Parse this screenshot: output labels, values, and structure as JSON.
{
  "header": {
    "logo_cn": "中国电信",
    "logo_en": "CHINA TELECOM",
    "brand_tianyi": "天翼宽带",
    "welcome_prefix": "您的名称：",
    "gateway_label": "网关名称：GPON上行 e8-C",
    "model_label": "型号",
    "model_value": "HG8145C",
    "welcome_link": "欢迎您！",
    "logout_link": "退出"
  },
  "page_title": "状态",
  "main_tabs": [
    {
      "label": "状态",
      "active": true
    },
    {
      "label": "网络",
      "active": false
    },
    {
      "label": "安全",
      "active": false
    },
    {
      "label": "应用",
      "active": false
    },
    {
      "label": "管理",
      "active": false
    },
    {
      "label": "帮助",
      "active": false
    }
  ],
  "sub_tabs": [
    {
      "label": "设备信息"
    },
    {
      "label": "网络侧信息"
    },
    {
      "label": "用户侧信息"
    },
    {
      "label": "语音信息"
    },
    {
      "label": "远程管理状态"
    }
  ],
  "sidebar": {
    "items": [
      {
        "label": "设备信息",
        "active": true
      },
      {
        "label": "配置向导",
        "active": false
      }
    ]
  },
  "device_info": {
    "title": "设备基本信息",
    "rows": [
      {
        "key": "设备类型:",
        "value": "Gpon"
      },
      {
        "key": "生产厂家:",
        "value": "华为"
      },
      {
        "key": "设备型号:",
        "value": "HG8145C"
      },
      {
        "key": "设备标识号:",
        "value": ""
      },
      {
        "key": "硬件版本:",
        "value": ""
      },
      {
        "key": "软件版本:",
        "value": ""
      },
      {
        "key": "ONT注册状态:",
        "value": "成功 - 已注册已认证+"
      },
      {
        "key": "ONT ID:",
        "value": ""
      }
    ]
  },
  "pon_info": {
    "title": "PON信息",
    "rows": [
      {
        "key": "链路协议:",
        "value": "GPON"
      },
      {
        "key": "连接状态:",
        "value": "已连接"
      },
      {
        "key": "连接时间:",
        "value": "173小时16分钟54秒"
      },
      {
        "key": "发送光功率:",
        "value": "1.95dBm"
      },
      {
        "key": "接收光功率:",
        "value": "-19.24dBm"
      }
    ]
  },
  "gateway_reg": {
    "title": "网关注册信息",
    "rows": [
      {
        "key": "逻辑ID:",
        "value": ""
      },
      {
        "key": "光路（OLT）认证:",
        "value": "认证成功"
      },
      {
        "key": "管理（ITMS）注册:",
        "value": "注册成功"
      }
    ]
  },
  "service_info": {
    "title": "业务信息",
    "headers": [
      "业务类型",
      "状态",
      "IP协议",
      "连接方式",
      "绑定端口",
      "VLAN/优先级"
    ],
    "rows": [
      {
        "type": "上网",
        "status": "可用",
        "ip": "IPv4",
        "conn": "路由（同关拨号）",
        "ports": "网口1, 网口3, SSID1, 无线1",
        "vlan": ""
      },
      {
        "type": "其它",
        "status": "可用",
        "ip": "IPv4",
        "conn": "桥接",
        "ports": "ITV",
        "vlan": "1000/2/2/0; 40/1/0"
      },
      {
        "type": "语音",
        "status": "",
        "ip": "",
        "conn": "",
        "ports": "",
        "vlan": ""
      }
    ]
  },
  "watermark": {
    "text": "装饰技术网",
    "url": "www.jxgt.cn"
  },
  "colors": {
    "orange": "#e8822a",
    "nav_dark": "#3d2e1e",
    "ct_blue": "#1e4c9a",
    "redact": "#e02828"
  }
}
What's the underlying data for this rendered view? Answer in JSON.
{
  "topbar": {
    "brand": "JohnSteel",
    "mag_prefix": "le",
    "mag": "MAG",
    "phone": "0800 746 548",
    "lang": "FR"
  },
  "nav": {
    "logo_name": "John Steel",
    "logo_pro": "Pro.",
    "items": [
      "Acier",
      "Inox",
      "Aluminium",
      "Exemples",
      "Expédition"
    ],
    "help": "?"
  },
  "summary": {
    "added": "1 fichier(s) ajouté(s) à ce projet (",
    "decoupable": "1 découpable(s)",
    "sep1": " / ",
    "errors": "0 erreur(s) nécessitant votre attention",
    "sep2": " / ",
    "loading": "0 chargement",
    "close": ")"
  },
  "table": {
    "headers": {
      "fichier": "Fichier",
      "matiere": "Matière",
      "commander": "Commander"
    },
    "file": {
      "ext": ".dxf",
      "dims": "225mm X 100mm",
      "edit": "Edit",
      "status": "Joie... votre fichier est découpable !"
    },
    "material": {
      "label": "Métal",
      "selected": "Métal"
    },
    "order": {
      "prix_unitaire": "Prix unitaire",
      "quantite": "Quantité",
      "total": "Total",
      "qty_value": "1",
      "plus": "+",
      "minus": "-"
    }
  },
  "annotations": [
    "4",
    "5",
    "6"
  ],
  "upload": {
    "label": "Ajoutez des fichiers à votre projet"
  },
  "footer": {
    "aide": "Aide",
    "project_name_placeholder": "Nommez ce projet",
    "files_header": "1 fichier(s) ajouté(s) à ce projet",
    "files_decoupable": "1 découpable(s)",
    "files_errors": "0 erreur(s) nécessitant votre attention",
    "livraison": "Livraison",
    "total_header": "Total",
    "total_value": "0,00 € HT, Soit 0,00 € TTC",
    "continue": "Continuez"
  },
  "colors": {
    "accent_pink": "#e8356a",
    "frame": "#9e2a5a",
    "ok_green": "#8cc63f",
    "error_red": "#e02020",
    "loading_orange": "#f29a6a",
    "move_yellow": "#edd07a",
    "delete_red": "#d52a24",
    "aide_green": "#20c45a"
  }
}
● ● ● ●
§ Problem description:
Go through the data above and find the lines with the word "découpable". Copy each of those lines.

§ Result of the task:
    "decoupable": "1 découpable(s)",
      "status": "Joie... votre fichier est découpable !"
    "files_decoupable": "1 découpable(s)",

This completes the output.